* **SHORT PROBLEM A**
Check the three statements below against the album entry on This Generation. For each one, answer yes or no and quote the words of the entry that decide it.
(i) The album was released through Duck Down Music on September 25, 2012.
(ii) Guest appearances on the album come from Adrian and Fashawn.
(iii) Beatnick and K-Salaam produced the whole album.
* **SHORT PROBLEM B**
Extend the album entry on This Generation, picking up after its last sentence.

* **SUPPLIED PASSAGE**
================================
Studio album by Murs and Fashawn
- Released: September 25, 2012
- Recorded: 2012
- Genre: Hip-hop
- Length: 45:03
- Label: Duck Down
- Producer: Beatnick; K-Salaam;

Murs chronology
| Love & Rockets Vol. 1: The Transformation (2011) | This Generation (2012) | The Final Adventure (2012) |

Singles from This Generation
- "Slash Gordan" Released: August 29, 2012; "This Generation" Released: September 25, 2012; "'64 Impala" Released: February 14, 2013;

= This Generation (Murs and Fashawn album) =

This Generation is a collaborative studio album by American rappers Murs and Fashawn. It was released on September 25, 2012, through Duck Down Music. Produced entirely by Beatnick and K-Salaam, it features guest appearances from Adrian and Krondon. Music videos were filmed for the singles "Slash Gordan", "This Generation", and "64 Impala".
================================
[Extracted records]

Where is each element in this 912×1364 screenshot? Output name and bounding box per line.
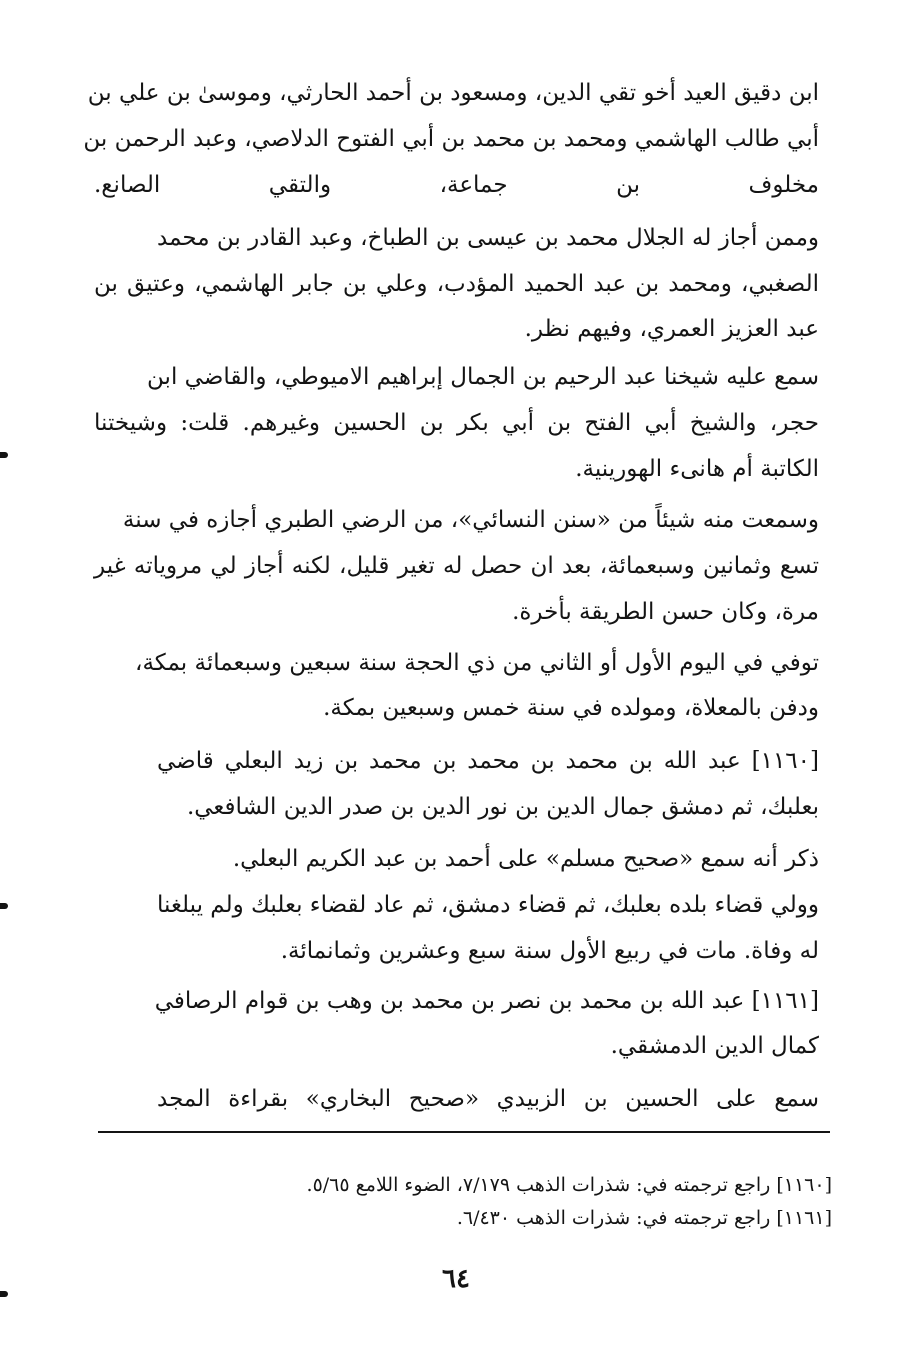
scan-edge-mark [0, 452, 8, 458]
page-number: ٦٤ [442, 1264, 470, 1294]
text-line: عبد العزيز العمري، وفيهم نظر. [524, 316, 819, 342]
scan-edge-mark [0, 903, 8, 909]
text-line: بعلبك، ثم دمشق جمال الدين بن نور الدين بن صدر الدين الشافعي. [186, 794, 819, 820]
entry-1161-heading: [١١٦١] عبد الله بن محمد بن نصر بن محمد بن وهب بن قوام الرصافي [154, 988, 819, 1014]
text-line: وولي قضاء بلده بعلبك، ثم قضاء دمشق، ثم عاد لقضاء بعلبك ولم يبلغنا [157, 892, 819, 918]
text-line: وممن أجاز له الجلال محمد بن عيسى بن الطباخ، وعبد القادر بن محمد [157, 225, 819, 251]
text-line: ودفن بالمعلاة، ومولده في سنة خمس وسبعين بمكة. [323, 695, 819, 721]
text-line: ذكر أنه سمع «صحيح مسلم» على أحمد بن عبد الكريم البعلي. [232, 846, 819, 872]
text-line: الصغبي، ومحمد بن عبد الحميد المؤدب، وعلي بن جابر الهاشمي، وعتيق بن [94, 271, 819, 297]
text-line: أبي طالب الهاشمي ومحمد بن محمد بن أبي الفتوح الدلاصي، وعبد الرحمن بن [83, 126, 819, 152]
scan-edge-mark [0, 1291, 8, 1297]
text-line: حجر، والشيخ أبي الفتح بن أبي بكر بن الحسين وغيرهم. قلت: وشيختنا [94, 410, 819, 436]
text-line: توفي في اليوم الأول أو الثاني من ذي الحجة سنة سبعين وسبعمائة بمكة، [135, 650, 819, 676]
text-line: تسع وثمانين وسبعمائة، بعد ان حصل له تغير قليل، لكنه أجاز لي مروياته غير [94, 553, 819, 579]
footnote-rule [98, 1131, 830, 1133]
footnote-1161: [١١٦١] راجع ترجمته في: شذرات الذهب ٦/٤٣٠. [456, 1207, 832, 1229]
entry-1160-heading: [١١٦٠] عبد الله بن محمد بن محمد بن محمد بن زيد البعلي قاضي [157, 748, 819, 774]
text-line: سمع على الحسين بن الزبيدي «صحيح البخاري» بقراءة المجد [157, 1086, 819, 1112]
text-line: مخلوف بن جماعة، والتقي الصانع. [94, 172, 819, 198]
text-line: وسمعت منه شيئاً من «سنن النسائي»، من الرضي الطبري أجازه في سنة [122, 507, 819, 533]
text-line: سمع عليه شيخنا عبد الرحيم بن الجمال إبراهيم الاميوطي، والقاضي ابن [147, 364, 819, 390]
text-line: مرة، وكان حسن الطريقة بأخرة. [512, 599, 819, 625]
text-line: كمال الدين الدمشقي. [610, 1033, 819, 1059]
text-line: له وفاة. مات في ربيع الأول سنة سبع وعشرين وثمانمائة. [280, 938, 819, 964]
footnote-1160: [١١٦٠] راجع ترجمته في: شذرات الذهب ٧/١٧٩، الضوء اللامع ٥/٦٥. [306, 1174, 832, 1196]
text-line: ابن دقيق العيد أخو تقي الدين، ومسعود بن أحمد الحارثي، وموسىٰ بن علي بن [87, 80, 819, 106]
text-line: الكاتبة أم هانىء الهورينية. [575, 456, 819, 482]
================================
* **OUTPUT A**
(i) Yes: "It was released on September 25, 2012, through Duck Down Music."
(ii) No: "it features guest appearances from Adrian and Krondon."
(iii) Yes: "Produced entirely by Beatnick and K-Salaam"

* **OUTPUT B**
In the United States, the album debuted at number 164 on the Billboard 200, number 22 on the Top R&B/Hip-Hop Albums, number 17 on the Top Rap Albums and number 38 on the Independent Albums charts.

==Background and development==
Prior to the album's creation, West Coast rappers Murs and Fashawn would frequently bump into each other on the road, although they had never worked with each other. As Murs began to plan out a new project with producers Beatnick and K-Salaam, the three of them expressed interest in doing a full collaboration album with Fashawn.

Initially, the album was going to be a double extended play, with Murs taking half of the beats and Fashawn taking the other half. However, as the two began to work closely together, the project evolved into a more collaborative effort, with both artists vibing off each other's creative process.

==Critical reception==

This Generation was met with generally favorable reviews from music critics. At Metacritic, which assigns a normalized rating out of 100 to reviews from mainstream publications, the album received an average score of 73 based on nine reviews.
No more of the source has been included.